Collected data entries
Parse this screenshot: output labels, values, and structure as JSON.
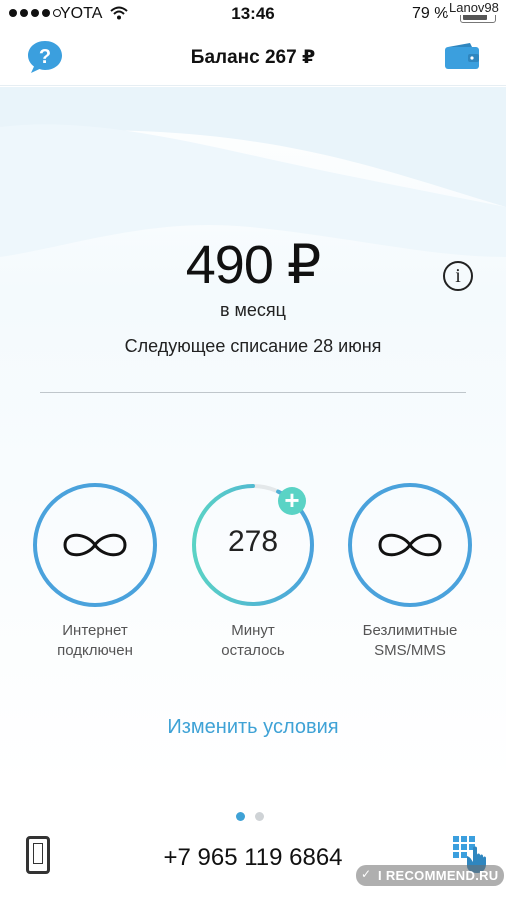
{
  "status_bar": {
    "carrier": "YOTA",
    "time": "13:46",
    "battery_percent": "79 %",
    "watermark": "Lanov98",
    "icons": [
      "signal-icon",
      "wifi-icon",
      "battery-icon"
    ]
  },
  "header": {
    "title": "Баланс 267 ₽",
    "left_icon": "help-icon",
    "right_icon": "wallet-icon"
  },
  "tariff": {
    "price": "490 ₽",
    "period": "в месяц",
    "next_charge": "Следующее списание 28 июня",
    "info_icon_label": "i"
  },
  "stats": [
    {
      "id": "internet",
      "value": "∞",
      "label_line1": "Интернет",
      "label_line2": "подключен"
    },
    {
      "id": "minutes",
      "value": "278",
      "label_line1": "Минут",
      "label_line2": "осталось"
    },
    {
      "id": "sms",
      "value": "∞",
      "label_line1": "Безлимитные",
      "label_line2": "SMS/MMS"
    }
  ],
  "minutes_ring_fraction": 0.93,
  "actions": {
    "change_conditions": "Изменить условия",
    "plus_label": "+"
  },
  "pager": {
    "pages": 2,
    "active": 0
  },
  "footer": {
    "phone_number": "+7 965 119 6864",
    "left_icon": "phone-icon",
    "right_icon": "keypad-icon"
  },
  "watermark_logo": "I RECOMMEND.RU",
  "colors": {
    "accent_blue": "#4aa2dc",
    "accent_teal": "#5ad3c5",
    "link": "#3fa2d6"
  }
}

### Exercise details:
Print every entry exactly as written, without the pictures.

### Output for this task:
Parse this screenshot: output labels, values, and structure as JSON.
{
  "status_bar": {
    "carrier": "YOTA",
    "time": "13:46",
    "battery_percent": "79 %",
    "watermark": "Lanov98",
    "icons": [
      "signal-icon",
      "wifi-icon",
      "battery-icon"
    ]
  },
  "header": {
    "title": "Баланс 267 ₽",
    "left_icon": "help-icon",
    "right_icon": "wallet-icon"
  },
  "tariff": {
    "price": "490 ₽",
    "period": "в месяц",
    "next_charge": "Следующее списание 28 июня",
    "info_icon_label": "i"
  },
  "stats": [
    {
      "id": "internet",
      "value": "∞",
      "label_line1": "Интернет",
      "label_line2": "подключен"
    },
    {
      "id": "minutes",
      "value": "278",
      "label_line1": "Минут",
      "label_line2": "осталось"
    },
    {
      "id": "sms",
      "value": "∞",
      "label_line1": "Безлимитные",
      "label_line2": "SMS/MMS"
    }
  ],
  "minutes_ring_fraction": 0.93,
  "actions": {
    "change_conditions": "Изменить условия",
    "plus_label": "+"
  },
  "pager": {
    "pages": 2,
    "active": 0
  },
  "footer": {
    "phone_number": "+7 965 119 6864",
    "left_icon": "phone-icon",
    "right_icon": "keypad-icon"
  },
  "watermark_logo": "I RECOMMEND.RU",
  "colors": {
    "accent_blue": "#4aa2dc",
    "accent_teal": "#5ad3c5",
    "link": "#3fa2d6"
  }
}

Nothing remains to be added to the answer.